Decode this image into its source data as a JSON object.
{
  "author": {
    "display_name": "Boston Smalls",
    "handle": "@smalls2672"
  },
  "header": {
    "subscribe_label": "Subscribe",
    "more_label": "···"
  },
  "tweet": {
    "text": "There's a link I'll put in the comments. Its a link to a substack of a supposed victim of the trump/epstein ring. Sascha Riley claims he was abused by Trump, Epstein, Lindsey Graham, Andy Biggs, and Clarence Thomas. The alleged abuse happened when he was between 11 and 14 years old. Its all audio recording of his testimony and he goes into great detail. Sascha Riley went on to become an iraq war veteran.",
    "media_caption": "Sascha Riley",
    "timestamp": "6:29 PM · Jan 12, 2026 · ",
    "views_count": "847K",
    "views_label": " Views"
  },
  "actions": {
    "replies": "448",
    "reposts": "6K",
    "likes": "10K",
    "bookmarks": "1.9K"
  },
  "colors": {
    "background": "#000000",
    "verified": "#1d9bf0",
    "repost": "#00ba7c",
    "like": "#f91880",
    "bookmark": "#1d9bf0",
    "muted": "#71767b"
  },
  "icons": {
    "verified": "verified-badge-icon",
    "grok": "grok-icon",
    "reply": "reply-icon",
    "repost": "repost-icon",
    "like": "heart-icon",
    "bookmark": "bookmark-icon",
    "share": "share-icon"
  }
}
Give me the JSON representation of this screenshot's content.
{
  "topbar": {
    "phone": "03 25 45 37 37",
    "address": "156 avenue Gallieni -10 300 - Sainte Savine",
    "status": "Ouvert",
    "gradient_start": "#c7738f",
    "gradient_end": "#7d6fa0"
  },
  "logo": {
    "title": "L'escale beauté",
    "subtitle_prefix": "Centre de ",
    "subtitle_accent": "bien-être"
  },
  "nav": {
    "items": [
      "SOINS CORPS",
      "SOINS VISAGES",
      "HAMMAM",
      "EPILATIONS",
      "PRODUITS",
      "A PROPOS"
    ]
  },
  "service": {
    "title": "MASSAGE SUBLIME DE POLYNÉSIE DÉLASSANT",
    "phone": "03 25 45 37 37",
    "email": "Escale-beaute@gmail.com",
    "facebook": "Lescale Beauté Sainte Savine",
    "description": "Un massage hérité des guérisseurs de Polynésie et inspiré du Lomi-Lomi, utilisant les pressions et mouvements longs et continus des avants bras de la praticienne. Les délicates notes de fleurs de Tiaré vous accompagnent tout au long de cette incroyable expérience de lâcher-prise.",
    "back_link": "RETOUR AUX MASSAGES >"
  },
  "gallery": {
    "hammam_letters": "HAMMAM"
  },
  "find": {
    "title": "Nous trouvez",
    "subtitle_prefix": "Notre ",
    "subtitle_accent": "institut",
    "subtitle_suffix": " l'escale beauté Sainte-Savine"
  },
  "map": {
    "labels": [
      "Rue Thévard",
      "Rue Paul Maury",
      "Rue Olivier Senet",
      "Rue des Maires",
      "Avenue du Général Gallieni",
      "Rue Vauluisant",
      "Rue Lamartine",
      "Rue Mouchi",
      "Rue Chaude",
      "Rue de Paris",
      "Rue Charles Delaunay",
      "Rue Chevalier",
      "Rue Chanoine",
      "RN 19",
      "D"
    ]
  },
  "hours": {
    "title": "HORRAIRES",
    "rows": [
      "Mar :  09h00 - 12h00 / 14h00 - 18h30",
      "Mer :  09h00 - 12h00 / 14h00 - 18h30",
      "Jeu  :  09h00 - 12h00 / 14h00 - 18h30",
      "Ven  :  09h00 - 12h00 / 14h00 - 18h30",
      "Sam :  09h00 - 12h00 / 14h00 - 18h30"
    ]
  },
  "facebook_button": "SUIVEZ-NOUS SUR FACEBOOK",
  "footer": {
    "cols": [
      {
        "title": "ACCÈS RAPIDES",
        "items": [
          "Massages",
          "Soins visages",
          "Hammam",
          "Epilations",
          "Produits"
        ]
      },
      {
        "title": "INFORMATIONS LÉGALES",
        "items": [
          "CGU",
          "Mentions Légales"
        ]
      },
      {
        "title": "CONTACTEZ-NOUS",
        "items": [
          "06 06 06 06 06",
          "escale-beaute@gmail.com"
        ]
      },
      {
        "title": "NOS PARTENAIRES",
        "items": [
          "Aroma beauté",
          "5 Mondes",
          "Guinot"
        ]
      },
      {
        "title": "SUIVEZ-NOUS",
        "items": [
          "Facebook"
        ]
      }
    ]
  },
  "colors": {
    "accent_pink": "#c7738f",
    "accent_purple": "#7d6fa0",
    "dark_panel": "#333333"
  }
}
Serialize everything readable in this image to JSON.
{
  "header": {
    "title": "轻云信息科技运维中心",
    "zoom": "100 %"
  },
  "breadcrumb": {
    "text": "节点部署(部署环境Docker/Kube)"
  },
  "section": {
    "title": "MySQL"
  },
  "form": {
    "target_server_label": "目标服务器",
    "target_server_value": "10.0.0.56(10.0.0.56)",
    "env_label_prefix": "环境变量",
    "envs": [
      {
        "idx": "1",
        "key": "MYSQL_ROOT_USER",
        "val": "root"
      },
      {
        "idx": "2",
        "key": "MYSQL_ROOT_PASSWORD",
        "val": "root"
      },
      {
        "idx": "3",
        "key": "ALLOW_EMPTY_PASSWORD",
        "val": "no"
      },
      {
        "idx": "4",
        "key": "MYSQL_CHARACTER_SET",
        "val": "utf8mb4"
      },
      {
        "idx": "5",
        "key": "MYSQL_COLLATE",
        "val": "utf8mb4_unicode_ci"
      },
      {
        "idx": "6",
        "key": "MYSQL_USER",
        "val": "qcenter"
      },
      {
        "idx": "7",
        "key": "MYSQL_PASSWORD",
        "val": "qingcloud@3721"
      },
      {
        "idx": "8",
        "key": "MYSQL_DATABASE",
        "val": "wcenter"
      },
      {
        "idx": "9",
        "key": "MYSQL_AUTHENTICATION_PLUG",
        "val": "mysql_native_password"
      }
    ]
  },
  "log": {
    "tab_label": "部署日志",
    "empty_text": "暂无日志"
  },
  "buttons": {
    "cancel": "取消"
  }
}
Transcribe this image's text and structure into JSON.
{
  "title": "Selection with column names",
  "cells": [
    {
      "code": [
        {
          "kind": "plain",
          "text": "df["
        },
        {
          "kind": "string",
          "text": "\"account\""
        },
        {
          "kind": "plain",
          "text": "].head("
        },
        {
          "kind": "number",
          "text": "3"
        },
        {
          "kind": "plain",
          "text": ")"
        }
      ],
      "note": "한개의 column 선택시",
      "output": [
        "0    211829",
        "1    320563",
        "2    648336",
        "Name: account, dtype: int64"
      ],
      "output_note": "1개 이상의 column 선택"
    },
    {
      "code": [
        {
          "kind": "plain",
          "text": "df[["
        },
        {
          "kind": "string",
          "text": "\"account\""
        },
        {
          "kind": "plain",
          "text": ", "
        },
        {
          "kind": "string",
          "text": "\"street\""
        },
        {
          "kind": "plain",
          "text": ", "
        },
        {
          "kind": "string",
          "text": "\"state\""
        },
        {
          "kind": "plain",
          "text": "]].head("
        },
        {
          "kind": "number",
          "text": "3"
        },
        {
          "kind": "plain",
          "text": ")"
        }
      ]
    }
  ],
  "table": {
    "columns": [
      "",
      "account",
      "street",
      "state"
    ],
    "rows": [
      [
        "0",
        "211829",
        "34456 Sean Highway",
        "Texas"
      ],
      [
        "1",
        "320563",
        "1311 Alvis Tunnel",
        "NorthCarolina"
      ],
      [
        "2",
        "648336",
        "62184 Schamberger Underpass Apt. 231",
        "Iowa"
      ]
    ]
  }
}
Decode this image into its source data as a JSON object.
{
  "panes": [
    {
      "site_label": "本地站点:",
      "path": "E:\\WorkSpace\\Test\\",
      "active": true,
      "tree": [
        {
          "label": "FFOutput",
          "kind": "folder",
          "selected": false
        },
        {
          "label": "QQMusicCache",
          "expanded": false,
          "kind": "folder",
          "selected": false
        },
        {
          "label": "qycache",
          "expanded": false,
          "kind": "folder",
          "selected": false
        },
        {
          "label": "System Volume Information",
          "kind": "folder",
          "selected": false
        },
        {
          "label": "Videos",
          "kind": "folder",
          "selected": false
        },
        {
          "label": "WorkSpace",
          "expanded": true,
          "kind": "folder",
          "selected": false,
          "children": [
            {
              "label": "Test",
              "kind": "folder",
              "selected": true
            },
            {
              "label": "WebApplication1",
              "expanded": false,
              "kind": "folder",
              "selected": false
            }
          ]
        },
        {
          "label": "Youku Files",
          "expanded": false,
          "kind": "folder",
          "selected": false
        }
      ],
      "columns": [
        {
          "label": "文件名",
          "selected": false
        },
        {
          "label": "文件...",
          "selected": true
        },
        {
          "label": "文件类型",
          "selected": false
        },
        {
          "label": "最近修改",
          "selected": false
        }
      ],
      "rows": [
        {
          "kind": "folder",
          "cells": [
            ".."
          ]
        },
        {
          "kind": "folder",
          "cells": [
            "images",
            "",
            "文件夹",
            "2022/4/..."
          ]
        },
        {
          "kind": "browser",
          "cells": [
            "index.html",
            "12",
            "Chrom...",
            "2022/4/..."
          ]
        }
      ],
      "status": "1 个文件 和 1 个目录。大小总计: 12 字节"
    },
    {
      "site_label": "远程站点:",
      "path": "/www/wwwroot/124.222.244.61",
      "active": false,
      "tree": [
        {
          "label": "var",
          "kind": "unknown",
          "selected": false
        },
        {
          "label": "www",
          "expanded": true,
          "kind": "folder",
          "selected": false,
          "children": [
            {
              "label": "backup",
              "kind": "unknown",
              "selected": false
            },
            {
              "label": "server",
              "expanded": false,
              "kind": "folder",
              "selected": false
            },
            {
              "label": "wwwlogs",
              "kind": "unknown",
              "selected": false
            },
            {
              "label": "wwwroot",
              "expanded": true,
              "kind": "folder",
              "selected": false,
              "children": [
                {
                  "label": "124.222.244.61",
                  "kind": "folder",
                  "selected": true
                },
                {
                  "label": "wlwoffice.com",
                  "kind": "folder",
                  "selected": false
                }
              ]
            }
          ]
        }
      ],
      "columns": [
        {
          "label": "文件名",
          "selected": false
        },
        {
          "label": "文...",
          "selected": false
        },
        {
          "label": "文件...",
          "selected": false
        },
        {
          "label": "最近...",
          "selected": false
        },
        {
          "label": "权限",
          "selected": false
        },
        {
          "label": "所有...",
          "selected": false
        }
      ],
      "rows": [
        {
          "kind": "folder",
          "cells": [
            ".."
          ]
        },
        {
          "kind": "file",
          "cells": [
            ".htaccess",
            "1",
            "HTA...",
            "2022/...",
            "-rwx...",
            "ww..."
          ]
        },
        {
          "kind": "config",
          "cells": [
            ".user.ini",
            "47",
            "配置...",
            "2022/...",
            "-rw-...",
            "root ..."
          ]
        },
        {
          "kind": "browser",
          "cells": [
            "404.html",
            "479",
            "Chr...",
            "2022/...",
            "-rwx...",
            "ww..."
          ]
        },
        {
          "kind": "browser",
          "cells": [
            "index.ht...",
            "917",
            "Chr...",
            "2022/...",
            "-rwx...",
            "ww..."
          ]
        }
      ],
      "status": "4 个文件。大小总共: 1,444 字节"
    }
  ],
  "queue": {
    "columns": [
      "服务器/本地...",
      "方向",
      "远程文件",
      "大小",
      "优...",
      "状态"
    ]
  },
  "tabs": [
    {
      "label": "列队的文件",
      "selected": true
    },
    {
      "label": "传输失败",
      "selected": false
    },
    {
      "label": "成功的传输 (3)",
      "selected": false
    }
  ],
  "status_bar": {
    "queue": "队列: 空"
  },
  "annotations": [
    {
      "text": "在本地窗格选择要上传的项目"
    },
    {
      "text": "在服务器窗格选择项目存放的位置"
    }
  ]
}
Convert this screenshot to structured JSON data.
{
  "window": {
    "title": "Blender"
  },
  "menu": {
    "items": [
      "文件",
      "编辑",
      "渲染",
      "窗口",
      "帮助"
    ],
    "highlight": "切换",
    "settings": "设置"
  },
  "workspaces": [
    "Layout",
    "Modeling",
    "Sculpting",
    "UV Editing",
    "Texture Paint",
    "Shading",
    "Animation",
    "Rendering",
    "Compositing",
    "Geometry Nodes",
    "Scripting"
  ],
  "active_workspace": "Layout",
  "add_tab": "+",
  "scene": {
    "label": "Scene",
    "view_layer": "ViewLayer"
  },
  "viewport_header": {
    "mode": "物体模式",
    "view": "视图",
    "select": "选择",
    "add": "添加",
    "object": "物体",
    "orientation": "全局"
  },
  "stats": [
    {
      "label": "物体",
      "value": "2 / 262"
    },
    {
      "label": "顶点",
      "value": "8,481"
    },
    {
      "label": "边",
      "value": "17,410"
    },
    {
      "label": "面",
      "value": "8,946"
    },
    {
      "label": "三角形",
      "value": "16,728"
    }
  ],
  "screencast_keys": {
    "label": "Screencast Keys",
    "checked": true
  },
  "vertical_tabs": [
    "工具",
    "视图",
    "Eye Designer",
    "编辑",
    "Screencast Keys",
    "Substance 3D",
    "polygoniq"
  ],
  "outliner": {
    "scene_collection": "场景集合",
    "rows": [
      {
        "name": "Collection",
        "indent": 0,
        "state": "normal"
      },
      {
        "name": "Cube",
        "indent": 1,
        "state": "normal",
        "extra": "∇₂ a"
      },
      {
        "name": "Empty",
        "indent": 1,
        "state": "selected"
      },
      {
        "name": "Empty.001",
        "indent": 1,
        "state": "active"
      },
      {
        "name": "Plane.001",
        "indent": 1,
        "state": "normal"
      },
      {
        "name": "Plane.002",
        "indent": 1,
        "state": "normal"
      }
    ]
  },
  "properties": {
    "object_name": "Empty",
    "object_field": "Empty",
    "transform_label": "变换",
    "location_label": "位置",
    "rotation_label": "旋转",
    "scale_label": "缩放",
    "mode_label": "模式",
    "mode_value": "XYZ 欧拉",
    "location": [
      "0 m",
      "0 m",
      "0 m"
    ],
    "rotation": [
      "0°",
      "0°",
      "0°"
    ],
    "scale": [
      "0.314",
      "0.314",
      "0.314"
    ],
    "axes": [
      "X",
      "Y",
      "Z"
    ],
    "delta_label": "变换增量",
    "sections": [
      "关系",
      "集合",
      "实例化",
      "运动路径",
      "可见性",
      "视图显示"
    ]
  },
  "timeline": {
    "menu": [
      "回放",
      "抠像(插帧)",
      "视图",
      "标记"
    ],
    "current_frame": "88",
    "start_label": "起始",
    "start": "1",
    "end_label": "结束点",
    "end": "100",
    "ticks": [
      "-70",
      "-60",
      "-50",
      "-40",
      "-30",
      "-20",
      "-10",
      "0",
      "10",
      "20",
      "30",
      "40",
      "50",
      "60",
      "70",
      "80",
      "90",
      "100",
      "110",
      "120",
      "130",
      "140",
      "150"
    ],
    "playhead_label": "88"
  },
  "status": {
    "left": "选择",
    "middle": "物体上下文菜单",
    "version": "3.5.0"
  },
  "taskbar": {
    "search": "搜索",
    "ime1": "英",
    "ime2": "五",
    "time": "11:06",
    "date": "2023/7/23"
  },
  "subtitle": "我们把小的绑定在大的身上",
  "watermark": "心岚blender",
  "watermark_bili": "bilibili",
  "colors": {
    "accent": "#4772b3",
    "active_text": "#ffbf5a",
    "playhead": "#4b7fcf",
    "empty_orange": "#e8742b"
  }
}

.....

- [Instructions for the task]: Only a number is needed: how many lines of the material above contain "true"?

- [The reply]: 9